▸ **Task to carry out**:
Rewrite the records below, swapping every "chevron-down-icon" for "arrow-down-icon" and keeping everything else the same.

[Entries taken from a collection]
────────────────────
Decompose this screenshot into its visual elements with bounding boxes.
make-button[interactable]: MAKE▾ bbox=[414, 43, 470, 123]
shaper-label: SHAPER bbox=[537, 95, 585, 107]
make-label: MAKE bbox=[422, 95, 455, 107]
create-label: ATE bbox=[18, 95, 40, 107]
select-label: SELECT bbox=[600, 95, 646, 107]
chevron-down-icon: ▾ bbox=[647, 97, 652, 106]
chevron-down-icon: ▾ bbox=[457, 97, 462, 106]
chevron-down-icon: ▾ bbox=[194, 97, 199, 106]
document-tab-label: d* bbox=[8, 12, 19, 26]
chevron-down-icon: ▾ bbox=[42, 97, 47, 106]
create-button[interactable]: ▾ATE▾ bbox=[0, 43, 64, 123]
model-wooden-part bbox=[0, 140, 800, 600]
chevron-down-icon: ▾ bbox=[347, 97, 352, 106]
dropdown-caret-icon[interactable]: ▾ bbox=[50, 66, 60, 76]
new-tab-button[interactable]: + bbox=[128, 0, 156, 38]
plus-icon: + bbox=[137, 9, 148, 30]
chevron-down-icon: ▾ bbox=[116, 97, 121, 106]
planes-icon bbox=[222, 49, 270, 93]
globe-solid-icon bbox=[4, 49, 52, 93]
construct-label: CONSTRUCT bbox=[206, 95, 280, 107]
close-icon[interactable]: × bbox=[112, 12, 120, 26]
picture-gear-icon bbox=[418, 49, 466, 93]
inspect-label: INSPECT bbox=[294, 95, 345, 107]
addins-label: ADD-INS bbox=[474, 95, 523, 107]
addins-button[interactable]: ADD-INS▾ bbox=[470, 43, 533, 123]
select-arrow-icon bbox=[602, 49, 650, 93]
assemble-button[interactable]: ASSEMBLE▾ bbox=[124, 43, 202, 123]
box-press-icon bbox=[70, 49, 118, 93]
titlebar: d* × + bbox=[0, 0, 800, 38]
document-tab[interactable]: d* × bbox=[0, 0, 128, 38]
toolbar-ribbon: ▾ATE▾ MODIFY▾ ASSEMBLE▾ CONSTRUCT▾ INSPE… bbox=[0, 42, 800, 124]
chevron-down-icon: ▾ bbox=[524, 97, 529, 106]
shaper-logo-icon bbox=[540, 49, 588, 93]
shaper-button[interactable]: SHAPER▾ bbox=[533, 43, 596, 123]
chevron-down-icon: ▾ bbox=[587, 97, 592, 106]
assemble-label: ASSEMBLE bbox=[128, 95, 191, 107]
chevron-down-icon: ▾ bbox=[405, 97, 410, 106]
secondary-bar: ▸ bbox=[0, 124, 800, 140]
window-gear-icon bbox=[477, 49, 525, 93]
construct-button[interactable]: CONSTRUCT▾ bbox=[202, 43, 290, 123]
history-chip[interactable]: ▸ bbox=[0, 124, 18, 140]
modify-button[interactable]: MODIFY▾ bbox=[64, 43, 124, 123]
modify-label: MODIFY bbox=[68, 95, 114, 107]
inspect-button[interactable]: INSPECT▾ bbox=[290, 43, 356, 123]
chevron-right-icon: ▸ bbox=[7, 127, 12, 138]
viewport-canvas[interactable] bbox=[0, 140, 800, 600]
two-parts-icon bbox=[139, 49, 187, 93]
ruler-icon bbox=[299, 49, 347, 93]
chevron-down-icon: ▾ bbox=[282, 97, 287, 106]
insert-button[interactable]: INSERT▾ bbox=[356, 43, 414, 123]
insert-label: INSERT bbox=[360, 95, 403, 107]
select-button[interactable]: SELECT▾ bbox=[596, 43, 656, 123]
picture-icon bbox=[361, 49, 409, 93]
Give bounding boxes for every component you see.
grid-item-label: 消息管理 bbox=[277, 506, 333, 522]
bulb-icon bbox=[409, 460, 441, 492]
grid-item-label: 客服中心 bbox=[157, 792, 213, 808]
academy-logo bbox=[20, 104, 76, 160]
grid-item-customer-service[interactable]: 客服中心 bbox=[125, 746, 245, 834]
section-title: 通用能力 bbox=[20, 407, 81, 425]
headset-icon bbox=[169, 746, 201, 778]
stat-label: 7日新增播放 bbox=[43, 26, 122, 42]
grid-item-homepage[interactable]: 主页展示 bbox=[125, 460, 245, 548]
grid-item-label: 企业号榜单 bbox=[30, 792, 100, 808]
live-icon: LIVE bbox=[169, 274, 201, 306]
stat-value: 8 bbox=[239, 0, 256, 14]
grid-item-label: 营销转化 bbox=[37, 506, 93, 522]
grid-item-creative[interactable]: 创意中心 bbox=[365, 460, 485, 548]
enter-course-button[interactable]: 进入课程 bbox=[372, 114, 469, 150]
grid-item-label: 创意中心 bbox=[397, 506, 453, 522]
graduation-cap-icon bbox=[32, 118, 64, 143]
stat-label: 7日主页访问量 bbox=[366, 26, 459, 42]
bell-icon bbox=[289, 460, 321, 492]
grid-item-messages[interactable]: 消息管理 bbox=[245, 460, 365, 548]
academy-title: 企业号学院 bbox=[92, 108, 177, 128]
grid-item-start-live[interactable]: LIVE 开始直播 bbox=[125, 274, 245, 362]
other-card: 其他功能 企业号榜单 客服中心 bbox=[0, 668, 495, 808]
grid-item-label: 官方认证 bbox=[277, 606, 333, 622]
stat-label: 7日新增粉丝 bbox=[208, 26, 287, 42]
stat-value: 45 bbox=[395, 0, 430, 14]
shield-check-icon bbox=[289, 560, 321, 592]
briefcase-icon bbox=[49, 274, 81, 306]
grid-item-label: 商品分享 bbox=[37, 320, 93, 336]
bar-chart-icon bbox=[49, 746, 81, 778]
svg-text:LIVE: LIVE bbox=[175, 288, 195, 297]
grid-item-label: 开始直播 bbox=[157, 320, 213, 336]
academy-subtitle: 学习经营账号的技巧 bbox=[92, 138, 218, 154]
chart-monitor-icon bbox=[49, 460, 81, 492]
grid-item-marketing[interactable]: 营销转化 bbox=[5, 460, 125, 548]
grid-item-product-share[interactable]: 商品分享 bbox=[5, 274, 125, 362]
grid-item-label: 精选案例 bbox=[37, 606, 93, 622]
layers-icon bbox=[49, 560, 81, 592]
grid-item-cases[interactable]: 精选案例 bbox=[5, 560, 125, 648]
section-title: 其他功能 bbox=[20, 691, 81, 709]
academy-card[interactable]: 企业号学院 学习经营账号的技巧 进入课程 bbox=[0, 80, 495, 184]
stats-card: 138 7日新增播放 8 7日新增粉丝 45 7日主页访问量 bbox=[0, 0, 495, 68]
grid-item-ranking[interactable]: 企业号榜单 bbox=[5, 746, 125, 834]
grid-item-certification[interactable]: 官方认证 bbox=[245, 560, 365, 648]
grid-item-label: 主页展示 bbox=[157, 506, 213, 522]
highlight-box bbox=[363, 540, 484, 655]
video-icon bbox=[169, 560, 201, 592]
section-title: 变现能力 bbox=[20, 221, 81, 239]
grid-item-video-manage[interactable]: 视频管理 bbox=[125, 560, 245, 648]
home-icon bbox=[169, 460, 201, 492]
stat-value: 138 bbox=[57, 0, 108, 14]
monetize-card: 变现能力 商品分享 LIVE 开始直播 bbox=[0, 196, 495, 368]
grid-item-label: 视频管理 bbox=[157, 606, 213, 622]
────────────────────
▸ **Task solution**:
Decompose this screenshot into its visual elements with bounding boxes.
make-button[interactable]: MAKE▾ bbox=[414, 43, 470, 123]
shaper-label: SHAPER bbox=[537, 95, 585, 107]
make-label: MAKE bbox=[422, 95, 455, 107]
create-label: ATE bbox=[18, 95, 40, 107]
select-label: SELECT bbox=[600, 95, 646, 107]
arrow-down-icon: ▾ bbox=[647, 97, 652, 106]
arrow-down-icon: ▾ bbox=[457, 97, 462, 106]
arrow-down-icon: ▾ bbox=[194, 97, 199, 106]
document-tab-label: d* bbox=[8, 12, 19, 26]
arrow-down-icon: ▾ bbox=[42, 97, 47, 106]
create-button[interactable]: ▾ATE▾ bbox=[0, 43, 64, 123]
model-wooden-part bbox=[0, 140, 800, 600]
arrow-down-icon: ▾ bbox=[347, 97, 352, 106]
dropdown-caret-icon[interactable]: ▾ bbox=[50, 66, 60, 76]
new-tab-button[interactable]: + bbox=[128, 0, 156, 38]
plus-icon: + bbox=[137, 9, 148, 30]
arrow-down-icon: ▾ bbox=[116, 97, 121, 106]
planes-icon bbox=[222, 49, 270, 93]
globe-solid-icon bbox=[4, 49, 52, 93]
construct-label: CONSTRUCT bbox=[206, 95, 280, 107]
close-icon[interactable]: × bbox=[112, 12, 120, 26]
picture-gear-icon bbox=[418, 49, 466, 93]
inspect-label: INSPECT bbox=[294, 95, 345, 107]
addins-label: ADD-INS bbox=[474, 95, 523, 107]
addins-button[interactable]: ADD-INS▾ bbox=[470, 43, 533, 123]
select-arrow-icon bbox=[602, 49, 650, 93]
assemble-button[interactable]: ASSEMBLE▾ bbox=[124, 43, 202, 123]
box-press-icon bbox=[70, 49, 118, 93]
titlebar: d* × + bbox=[0, 0, 800, 38]
document-tab[interactable]: d* × bbox=[0, 0, 128, 38]
toolbar-ribbon: ▾ATE▾ MODIFY▾ ASSEMBLE▾ CONSTRUCT▾ INSPE… bbox=[0, 42, 800, 124]
arrow-down-icon: ▾ bbox=[524, 97, 529, 106]
shaper-logo-icon bbox=[540, 49, 588, 93]
shaper-button[interactable]: SHAPER▾ bbox=[533, 43, 596, 123]
arrow-down-icon: ▾ bbox=[587, 97, 592, 106]
assemble-label: ASSEMBLE bbox=[128, 95, 191, 107]
arrow-down-icon: ▾ bbox=[405, 97, 410, 106]
secondary-bar: ▸ bbox=[0, 124, 800, 140]
window-gear-icon bbox=[477, 49, 525, 93]
construct-button[interactable]: CONSTRUCT▾ bbox=[202, 43, 290, 123]
history-chip[interactable]: ▸ bbox=[0, 124, 18, 140]
modify-button[interactable]: MODIFY▾ bbox=[64, 43, 124, 123]
modify-label: MODIFY bbox=[68, 95, 114, 107]
inspect-button[interactable]: INSPECT▾ bbox=[290, 43, 356, 123]
chevron-right-icon: ▸ bbox=[7, 127, 12, 138]
viewport-canvas[interactable] bbox=[0, 140, 800, 600]
two-parts-icon bbox=[139, 49, 187, 93]
ruler-icon bbox=[299, 49, 347, 93]
arrow-down-icon: ▾ bbox=[282, 97, 287, 106]
insert-button[interactable]: INSERT▾ bbox=[356, 43, 414, 123]
insert-label: INSERT bbox=[360, 95, 403, 107]
select-button[interactable]: SELECT▾ bbox=[596, 43, 656, 123]
picture-icon bbox=[361, 49, 409, 93]
Give bounding boxes for every component you see.
grid-item-label: 消息管理 bbox=[277, 506, 333, 522]
bulb-icon bbox=[409, 460, 441, 492]
grid-item-label: 客服中心 bbox=[157, 792, 213, 808]
academy-logo bbox=[20, 104, 76, 160]
grid-item-customer-service[interactable]: 客服中心 bbox=[125, 746, 245, 834]
section-title: 通用能力 bbox=[20, 407, 81, 425]
headset-icon bbox=[169, 746, 201, 778]
stat-label: 7日新增播放 bbox=[43, 26, 122, 42]
grid-item-homepage[interactable]: 主页展示 bbox=[125, 460, 245, 548]
grid-item-label: 企业号榜单 bbox=[30, 792, 100, 808]
live-icon: LIVE bbox=[169, 274, 201, 306]
stat-value: 8 bbox=[239, 0, 256, 14]
grid-item-label: 营销转化 bbox=[37, 506, 93, 522]
grid-item-creative[interactable]: 创意中心 bbox=[365, 460, 485, 548]
enter-course-button[interactable]: 进入课程 bbox=[372, 114, 469, 150]
grid-item-label: 创意中心 bbox=[397, 506, 453, 522]
graduation-cap-icon bbox=[32, 118, 64, 143]
stat-label: 7日主页访问量 bbox=[366, 26, 459, 42]
bell-icon bbox=[289, 460, 321, 492]
grid-item-messages[interactable]: 消息管理 bbox=[245, 460, 365, 548]
academy-title: 企业号学院 bbox=[92, 108, 177, 128]
grid-item-start-live[interactable]: LIVE 开始直播 bbox=[125, 274, 245, 362]
other-card: 其他功能 企业号榜单 客服中心 bbox=[0, 668, 495, 808]
grid-item-label: 官方认证 bbox=[277, 606, 333, 622]
stat-label: 7日新增粉丝 bbox=[208, 26, 287, 42]
stat-value: 45 bbox=[395, 0, 430, 14]
shield-check-icon bbox=[289, 560, 321, 592]
briefcase-icon bbox=[49, 274, 81, 306]
grid-item-label: 商品分享 bbox=[37, 320, 93, 336]
bar-chart-icon bbox=[49, 746, 81, 778]
svg-text:LIVE: LIVE bbox=[175, 288, 195, 297]
grid-item-label: 开始直播 bbox=[157, 320, 213, 336]
academy-subtitle: 学习经营账号的技巧 bbox=[92, 138, 218, 154]
chart-monitor-icon bbox=[49, 460, 81, 492]
grid-item-marketing[interactable]: 营销转化 bbox=[5, 460, 125, 548]
grid-item-product-share[interactable]: 商品分享 bbox=[5, 274, 125, 362]
grid-item-label: 精选案例 bbox=[37, 606, 93, 622]
layers-icon bbox=[49, 560, 81, 592]
grid-item-cases[interactable]: 精选案例 bbox=[5, 560, 125, 648]
section-title: 其他功能 bbox=[20, 691, 81, 709]
academy-card[interactable]: 企业号学院 学习经营账号的技巧 进入课程 bbox=[0, 80, 495, 184]
stats-card: 138 7日新增播放 8 7日新增粉丝 45 7日主页访问量 bbox=[0, 0, 495, 68]
grid-item-ranking[interactable]: 企业号榜单 bbox=[5, 746, 125, 834]
grid-item-certification[interactable]: 官方认证 bbox=[245, 560, 365, 648]
grid-item-label: 主页展示 bbox=[157, 506, 213, 522]
highlight-box bbox=[363, 540, 484, 655]
video-icon bbox=[169, 560, 201, 592]
section-title: 变现能力 bbox=[20, 221, 81, 239]
grid-item-video-manage[interactable]: 视频管理 bbox=[125, 560, 245, 648]
home-icon bbox=[169, 460, 201, 492]
stat-value: 138 bbox=[57, 0, 108, 14]
monetize-card: 变现能力 商品分享 LIVE 开始直播 bbox=[0, 196, 495, 368]
grid-item-label: 视频管理 bbox=[157, 606, 213, 622]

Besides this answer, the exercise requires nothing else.